Work to do: Find each line holding the word "name" and give the total alone.

BEGIN Records shown

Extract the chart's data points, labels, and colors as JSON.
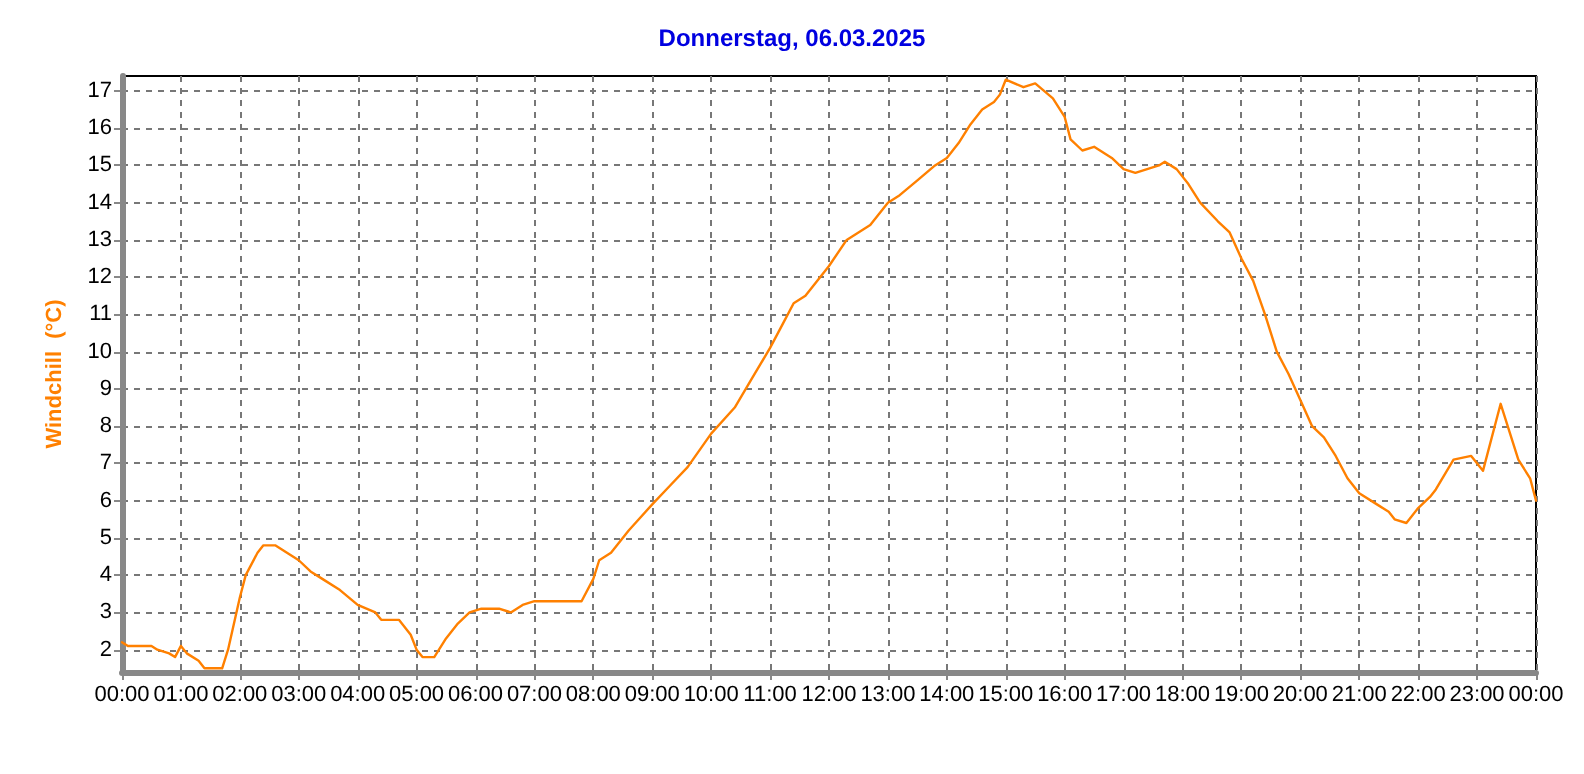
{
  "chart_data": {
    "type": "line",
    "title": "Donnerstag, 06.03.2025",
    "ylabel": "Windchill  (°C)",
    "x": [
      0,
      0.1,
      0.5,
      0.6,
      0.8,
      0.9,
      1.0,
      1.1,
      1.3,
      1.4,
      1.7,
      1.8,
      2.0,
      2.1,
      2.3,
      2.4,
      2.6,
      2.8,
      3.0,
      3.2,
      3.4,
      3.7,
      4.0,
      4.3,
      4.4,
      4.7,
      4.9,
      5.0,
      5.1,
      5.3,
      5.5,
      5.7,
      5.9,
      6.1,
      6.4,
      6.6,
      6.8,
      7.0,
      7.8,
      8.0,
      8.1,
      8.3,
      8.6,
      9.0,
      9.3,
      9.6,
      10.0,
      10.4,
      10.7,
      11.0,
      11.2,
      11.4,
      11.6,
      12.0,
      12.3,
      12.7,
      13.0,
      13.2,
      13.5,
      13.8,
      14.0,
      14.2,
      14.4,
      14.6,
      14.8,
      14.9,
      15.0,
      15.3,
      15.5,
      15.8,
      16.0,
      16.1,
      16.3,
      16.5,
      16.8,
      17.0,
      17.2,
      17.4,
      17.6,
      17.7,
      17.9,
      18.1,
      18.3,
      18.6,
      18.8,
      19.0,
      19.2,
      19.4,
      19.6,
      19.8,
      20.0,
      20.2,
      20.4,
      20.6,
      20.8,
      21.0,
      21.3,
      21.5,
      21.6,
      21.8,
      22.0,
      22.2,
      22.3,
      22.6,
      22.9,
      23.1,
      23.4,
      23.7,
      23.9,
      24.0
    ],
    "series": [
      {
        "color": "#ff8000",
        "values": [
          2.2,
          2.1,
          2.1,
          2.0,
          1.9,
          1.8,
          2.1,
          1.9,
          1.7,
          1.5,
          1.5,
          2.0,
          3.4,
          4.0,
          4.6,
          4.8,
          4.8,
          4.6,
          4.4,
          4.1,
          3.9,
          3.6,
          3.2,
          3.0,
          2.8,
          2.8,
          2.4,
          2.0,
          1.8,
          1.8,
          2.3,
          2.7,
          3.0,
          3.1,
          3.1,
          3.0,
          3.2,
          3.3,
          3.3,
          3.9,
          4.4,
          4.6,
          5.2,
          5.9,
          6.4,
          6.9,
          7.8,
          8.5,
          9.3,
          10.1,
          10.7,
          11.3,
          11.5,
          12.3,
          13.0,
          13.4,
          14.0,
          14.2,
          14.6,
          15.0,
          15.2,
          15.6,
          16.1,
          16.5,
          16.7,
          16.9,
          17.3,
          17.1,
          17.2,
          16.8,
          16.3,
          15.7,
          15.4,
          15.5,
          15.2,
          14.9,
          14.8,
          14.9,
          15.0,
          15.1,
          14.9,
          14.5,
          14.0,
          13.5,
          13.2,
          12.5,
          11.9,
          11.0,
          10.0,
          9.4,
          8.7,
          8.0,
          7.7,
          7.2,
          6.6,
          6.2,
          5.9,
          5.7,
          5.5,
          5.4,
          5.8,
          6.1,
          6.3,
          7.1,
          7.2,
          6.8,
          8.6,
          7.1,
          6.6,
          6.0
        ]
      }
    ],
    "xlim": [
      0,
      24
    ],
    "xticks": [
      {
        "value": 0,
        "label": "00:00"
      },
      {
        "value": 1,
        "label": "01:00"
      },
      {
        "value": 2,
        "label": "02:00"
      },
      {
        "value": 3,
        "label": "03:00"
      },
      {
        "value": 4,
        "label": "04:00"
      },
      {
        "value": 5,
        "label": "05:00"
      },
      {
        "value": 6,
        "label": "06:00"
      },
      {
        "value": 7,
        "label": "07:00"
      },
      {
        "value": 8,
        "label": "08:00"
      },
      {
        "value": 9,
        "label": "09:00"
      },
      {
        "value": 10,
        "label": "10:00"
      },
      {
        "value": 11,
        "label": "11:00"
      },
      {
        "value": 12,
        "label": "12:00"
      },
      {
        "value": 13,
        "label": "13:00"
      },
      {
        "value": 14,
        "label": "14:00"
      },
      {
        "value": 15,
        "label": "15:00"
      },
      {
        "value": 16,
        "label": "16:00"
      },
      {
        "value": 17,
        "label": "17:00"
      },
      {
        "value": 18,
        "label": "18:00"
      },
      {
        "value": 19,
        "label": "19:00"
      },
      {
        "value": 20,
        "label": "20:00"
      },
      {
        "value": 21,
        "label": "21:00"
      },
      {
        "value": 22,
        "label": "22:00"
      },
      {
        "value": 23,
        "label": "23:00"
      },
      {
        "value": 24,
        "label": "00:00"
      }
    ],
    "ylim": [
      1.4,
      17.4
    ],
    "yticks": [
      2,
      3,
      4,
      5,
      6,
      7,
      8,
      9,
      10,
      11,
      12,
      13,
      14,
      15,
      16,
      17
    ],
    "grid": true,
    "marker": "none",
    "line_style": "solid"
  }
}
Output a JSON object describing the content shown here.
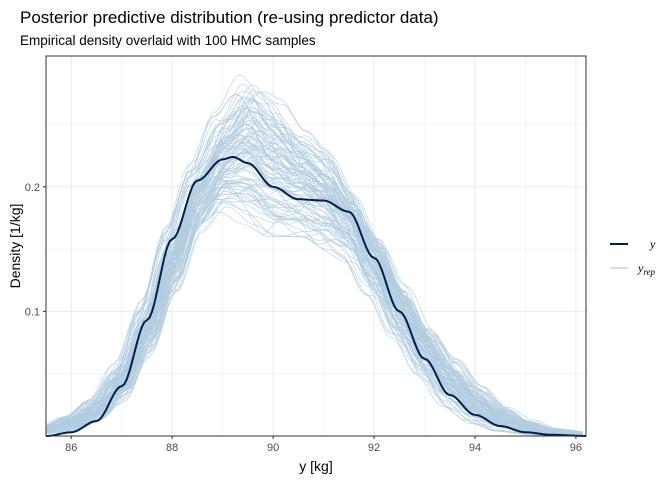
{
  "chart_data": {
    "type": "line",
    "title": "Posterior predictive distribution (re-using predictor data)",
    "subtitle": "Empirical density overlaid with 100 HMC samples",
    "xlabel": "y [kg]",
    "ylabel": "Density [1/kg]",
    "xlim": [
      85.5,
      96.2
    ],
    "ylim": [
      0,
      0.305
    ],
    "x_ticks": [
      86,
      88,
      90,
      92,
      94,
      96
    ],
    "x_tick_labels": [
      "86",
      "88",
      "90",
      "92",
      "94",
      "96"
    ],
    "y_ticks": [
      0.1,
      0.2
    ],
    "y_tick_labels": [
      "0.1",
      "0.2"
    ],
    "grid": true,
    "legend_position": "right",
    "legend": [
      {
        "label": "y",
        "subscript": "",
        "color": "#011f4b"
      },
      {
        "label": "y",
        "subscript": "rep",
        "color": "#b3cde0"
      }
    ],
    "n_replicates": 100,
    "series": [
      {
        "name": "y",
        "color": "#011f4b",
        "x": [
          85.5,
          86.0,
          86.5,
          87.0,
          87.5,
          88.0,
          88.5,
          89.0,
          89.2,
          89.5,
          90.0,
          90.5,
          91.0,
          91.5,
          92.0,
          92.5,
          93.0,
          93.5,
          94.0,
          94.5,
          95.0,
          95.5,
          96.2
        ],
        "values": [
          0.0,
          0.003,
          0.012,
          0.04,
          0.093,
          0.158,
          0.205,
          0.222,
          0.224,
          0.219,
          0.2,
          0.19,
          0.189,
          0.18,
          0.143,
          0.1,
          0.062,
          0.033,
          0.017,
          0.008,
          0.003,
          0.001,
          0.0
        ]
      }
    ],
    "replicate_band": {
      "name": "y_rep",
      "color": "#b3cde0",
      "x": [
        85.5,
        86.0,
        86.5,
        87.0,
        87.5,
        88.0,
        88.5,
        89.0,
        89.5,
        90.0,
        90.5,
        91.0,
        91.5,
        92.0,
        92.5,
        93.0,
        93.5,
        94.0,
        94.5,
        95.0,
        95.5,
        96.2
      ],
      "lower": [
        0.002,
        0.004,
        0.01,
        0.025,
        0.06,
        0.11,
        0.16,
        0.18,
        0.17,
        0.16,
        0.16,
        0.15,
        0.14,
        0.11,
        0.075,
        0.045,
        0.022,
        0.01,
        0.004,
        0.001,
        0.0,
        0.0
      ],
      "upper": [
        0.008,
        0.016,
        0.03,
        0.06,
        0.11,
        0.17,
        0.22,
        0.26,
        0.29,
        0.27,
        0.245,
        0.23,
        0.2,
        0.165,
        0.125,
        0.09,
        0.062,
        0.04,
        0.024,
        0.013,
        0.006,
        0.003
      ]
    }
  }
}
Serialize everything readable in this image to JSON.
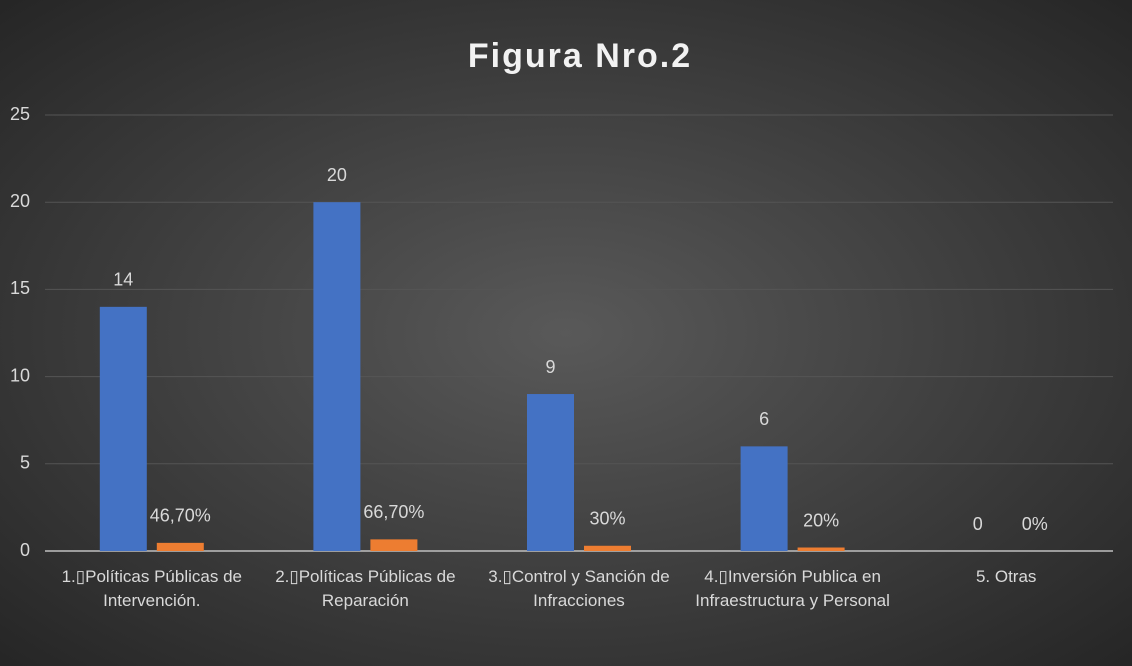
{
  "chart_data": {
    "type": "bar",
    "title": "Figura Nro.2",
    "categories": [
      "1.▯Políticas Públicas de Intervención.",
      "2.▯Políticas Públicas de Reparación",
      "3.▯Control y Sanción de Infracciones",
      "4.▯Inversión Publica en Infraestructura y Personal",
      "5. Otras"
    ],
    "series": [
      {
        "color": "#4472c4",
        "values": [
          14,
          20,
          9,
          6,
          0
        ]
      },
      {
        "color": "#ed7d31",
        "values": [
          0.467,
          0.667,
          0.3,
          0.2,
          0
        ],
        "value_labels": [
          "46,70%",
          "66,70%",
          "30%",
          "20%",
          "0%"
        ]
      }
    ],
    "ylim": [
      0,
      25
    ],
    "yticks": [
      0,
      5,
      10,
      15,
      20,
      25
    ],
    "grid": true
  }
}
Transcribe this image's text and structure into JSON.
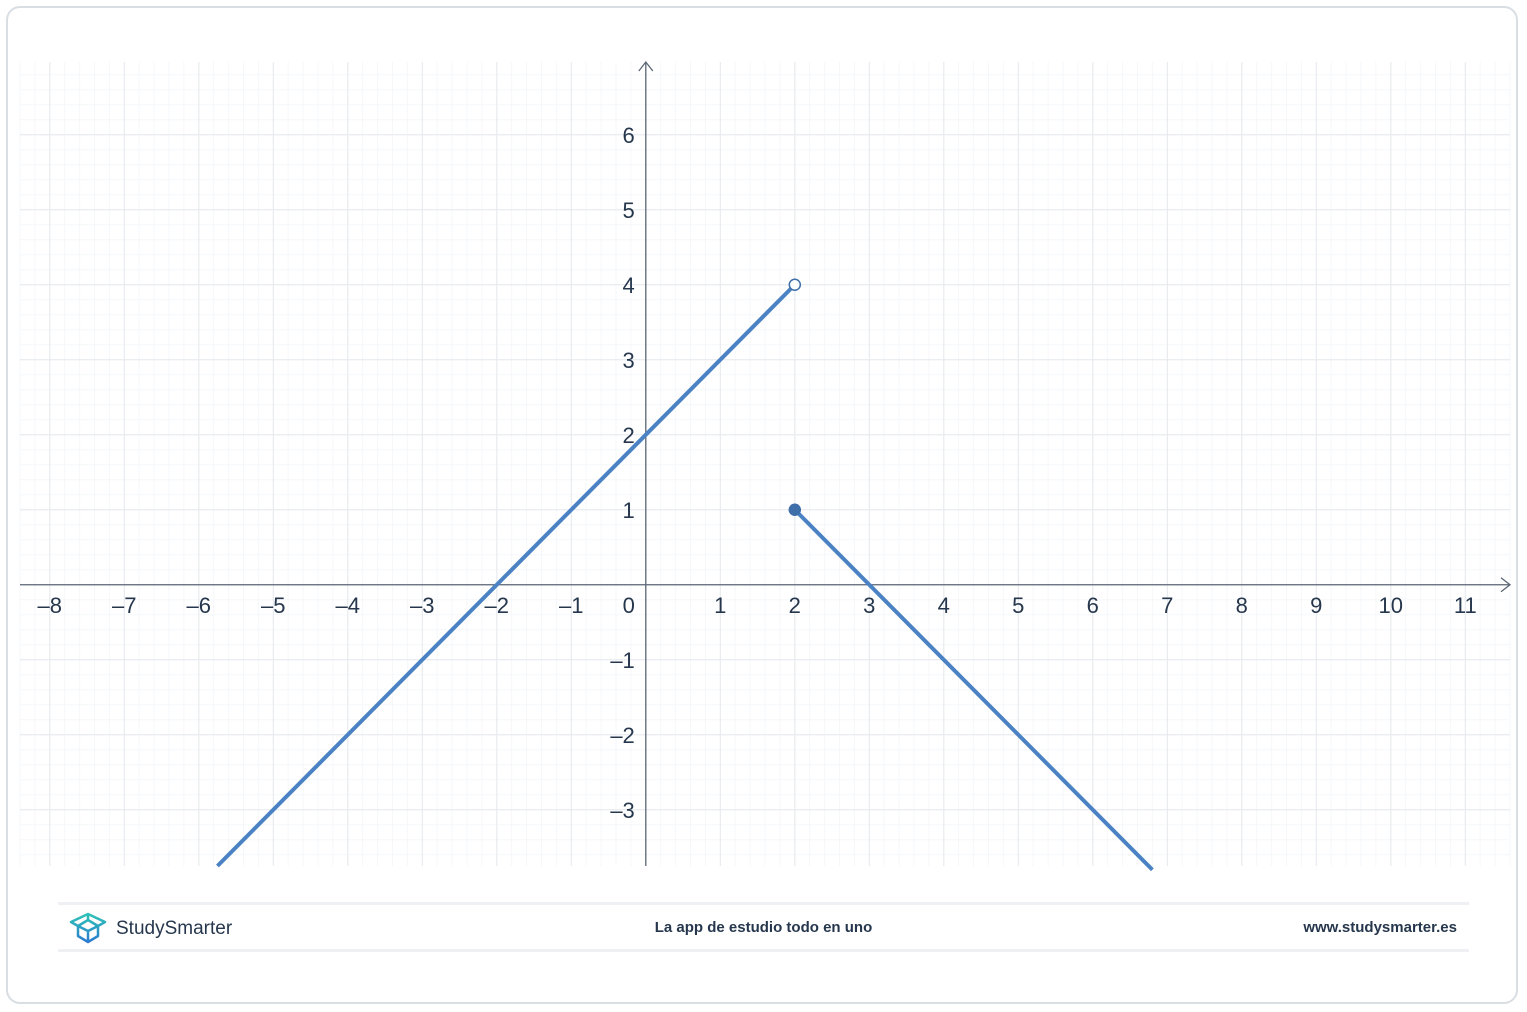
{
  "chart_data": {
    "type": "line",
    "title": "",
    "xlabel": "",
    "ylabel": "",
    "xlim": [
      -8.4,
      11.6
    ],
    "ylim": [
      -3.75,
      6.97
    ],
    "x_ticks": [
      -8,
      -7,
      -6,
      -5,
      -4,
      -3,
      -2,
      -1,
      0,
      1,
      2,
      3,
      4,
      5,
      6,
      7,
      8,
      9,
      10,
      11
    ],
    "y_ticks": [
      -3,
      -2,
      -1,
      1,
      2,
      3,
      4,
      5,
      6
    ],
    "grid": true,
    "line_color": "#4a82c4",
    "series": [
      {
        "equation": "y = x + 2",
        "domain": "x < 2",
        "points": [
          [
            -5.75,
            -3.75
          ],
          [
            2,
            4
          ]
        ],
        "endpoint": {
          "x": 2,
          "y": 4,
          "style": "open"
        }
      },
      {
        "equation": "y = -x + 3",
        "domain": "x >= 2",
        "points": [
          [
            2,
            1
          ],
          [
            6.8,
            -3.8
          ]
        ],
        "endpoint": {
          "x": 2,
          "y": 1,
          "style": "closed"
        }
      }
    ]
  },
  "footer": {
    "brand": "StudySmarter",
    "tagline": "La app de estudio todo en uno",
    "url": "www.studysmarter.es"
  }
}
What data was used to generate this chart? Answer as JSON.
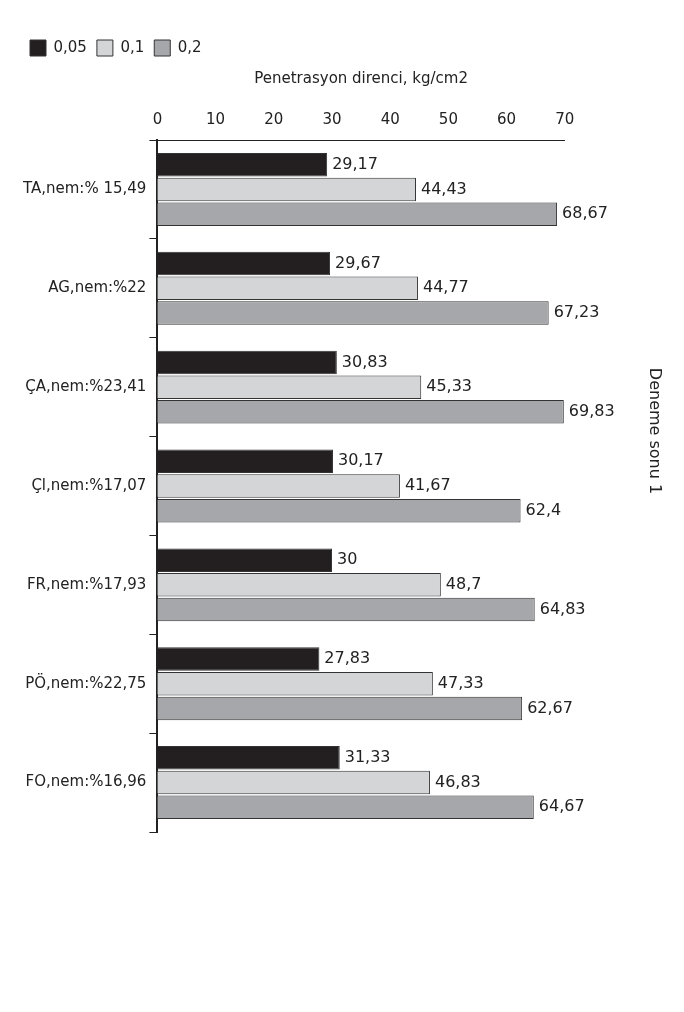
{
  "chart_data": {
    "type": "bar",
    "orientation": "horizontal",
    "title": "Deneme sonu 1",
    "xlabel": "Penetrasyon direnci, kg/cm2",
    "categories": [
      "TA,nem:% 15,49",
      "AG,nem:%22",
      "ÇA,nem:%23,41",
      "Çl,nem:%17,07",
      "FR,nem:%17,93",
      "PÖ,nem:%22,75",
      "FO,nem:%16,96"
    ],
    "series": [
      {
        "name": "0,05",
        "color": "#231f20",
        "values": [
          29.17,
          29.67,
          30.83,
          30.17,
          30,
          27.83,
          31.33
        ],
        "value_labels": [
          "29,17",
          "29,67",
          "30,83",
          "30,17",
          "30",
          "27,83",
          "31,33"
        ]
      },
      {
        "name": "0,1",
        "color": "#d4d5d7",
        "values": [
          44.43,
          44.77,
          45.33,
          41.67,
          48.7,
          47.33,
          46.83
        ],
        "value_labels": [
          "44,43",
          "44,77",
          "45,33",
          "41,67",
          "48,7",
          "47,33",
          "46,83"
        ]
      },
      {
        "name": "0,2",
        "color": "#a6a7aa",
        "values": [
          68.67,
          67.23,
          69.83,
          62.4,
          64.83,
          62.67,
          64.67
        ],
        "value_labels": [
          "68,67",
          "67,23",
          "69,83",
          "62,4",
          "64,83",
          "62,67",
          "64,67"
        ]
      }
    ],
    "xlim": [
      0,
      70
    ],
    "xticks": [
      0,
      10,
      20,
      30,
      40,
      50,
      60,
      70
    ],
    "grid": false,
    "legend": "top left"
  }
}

END Records shown

Solution to the problem: 5